--- begin Rows ---

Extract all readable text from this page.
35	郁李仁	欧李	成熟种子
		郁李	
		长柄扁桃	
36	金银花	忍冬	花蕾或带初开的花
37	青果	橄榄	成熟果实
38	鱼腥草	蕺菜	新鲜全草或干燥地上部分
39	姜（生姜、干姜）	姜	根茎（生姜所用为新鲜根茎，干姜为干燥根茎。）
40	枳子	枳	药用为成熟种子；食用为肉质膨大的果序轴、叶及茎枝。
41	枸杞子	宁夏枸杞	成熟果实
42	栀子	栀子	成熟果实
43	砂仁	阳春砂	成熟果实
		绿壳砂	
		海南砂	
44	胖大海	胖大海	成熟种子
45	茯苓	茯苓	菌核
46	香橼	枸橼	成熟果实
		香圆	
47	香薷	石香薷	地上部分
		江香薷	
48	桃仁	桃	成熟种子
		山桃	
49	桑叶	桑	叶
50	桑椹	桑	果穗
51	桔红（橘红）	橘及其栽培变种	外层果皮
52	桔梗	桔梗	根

--- end Rows ---

Problem to solve:
Copy every line of the records above that contains "成熟果实".

Result:
37	青果	橄榄	成熟果实
41	枸杞子	宁夏枸杞	成熟果实
42	栀子	栀子	成熟果实
43	砂仁	阳春砂	成熟果实
46	香橼	枸橼	成熟果实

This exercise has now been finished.